◆ Short exercise ◆
Copy out all of the material, matching it word for word.

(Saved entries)
[BEGIN]

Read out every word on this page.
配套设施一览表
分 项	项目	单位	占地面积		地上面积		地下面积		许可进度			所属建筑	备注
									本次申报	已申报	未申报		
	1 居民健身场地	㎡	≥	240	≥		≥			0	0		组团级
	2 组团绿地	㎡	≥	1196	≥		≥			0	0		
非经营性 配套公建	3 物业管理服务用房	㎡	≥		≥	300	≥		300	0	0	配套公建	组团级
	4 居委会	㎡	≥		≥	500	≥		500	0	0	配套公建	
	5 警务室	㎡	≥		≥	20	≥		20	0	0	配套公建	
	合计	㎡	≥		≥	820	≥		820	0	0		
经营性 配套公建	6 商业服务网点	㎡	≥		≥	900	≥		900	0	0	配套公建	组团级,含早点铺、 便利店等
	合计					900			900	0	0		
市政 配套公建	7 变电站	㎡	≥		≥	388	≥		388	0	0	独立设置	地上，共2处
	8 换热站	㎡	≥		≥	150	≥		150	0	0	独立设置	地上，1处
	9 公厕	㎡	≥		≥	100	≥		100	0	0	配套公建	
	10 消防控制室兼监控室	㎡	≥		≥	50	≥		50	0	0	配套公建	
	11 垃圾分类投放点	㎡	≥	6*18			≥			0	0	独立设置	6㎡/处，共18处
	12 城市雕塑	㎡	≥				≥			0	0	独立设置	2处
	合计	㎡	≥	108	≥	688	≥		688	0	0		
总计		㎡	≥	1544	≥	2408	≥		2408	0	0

[END]

◆ Full answer ◆
Read out every word on this page.
配套设施一览表
分 项	项目	单位	占地面积		地上面积		地下面积		许可进度			所属建筑	备注
									本次申报	已申报	未申报		
	1 居民健身场地	㎡	≥	240	≥		≥			0	0		组团级
	2 组团绿地	㎡	≥	1196	≥		≥			0	0		
非经营性 配套公建	3 物业管理服务用房	㎡	≥		≥	300	≥		300	0	0	配套公建	组团级
	4 居委会	㎡	≥		≥	500	≥		500	0	0	配套公建	
	5 警务室	㎡	≥		≥	20	≥		20	0	0	配套公建	
	合计	㎡	≥		≥	820	≥		820	0	0		
经营性 配套公建	6 商业服务网点	㎡	≥		≥	900	≥		900	0	0	配套公建	组团级,含早点铺、 便利店等
	合计					900			900	0	0		
市政 配套公建	7 变电站	㎡	≥		≥	388	≥		388	0	0	独立设置	地上，共2处
	8 换热站	㎡	≥		≥	150	≥		150	0	0	独立设置	地上，1处
	9 公厕	㎡	≥		≥	100	≥		100	0	0	配套公建	
	10 消防控制室兼监控室	㎡	≥		≥	50	≥		50	0	0	配套公建	
	11 垃圾分类投放点	㎡	≥	6*18			≥			0	0	独立设置	6㎡/处，共18处
	12 城市雕塑	㎡	≥				≥			0	0	独立设置	2处
	合计	㎡	≥	108	≥	688	≥		688	0	0		
总计		㎡	≥	1544	≥	2408	≥		2408	0	0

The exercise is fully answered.